WHAT THIS TASK INVOLVES:
What is the number of lines in these entries that contain "hoạt"? State it alone.

* begin *

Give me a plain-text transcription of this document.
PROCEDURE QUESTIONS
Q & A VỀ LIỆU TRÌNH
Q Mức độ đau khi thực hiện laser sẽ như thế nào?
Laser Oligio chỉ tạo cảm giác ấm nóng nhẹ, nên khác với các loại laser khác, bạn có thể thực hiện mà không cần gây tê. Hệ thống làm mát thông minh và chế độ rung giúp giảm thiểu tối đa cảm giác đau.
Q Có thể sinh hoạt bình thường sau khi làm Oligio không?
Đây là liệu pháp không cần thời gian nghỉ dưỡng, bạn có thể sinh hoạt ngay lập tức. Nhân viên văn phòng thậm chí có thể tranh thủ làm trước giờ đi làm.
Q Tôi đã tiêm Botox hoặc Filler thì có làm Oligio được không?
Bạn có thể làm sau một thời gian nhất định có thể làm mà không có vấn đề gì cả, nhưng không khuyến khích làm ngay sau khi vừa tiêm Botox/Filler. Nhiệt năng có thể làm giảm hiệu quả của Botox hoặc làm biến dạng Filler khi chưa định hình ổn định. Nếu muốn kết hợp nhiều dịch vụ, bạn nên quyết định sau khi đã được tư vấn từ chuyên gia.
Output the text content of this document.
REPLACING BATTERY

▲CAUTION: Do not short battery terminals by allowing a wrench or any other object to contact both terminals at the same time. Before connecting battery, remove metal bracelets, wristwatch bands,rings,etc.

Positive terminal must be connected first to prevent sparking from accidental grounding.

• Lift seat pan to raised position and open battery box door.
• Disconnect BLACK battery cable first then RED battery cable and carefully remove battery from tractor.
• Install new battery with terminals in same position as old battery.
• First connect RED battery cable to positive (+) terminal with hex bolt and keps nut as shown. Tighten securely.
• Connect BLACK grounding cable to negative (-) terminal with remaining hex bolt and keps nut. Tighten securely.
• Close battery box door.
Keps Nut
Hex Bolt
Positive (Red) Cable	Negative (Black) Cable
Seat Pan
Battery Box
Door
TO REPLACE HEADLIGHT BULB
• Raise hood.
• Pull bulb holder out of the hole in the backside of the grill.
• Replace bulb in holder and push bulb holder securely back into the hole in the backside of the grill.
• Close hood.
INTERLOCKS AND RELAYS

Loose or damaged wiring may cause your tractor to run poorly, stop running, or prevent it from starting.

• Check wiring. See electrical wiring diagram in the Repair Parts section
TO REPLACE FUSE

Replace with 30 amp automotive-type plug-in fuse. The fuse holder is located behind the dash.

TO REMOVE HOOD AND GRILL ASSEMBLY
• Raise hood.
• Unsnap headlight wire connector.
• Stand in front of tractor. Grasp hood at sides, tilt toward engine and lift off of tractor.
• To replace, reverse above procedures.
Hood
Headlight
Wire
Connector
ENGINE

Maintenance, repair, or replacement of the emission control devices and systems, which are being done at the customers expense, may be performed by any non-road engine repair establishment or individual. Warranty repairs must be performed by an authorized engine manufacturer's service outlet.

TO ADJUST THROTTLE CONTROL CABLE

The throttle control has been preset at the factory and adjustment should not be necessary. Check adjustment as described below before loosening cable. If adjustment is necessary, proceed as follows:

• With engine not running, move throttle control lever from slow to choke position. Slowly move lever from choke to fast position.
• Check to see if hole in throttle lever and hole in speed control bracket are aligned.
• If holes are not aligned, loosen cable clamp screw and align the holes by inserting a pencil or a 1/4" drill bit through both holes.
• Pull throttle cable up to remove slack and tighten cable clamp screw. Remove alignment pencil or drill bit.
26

* end *

REPLY:
2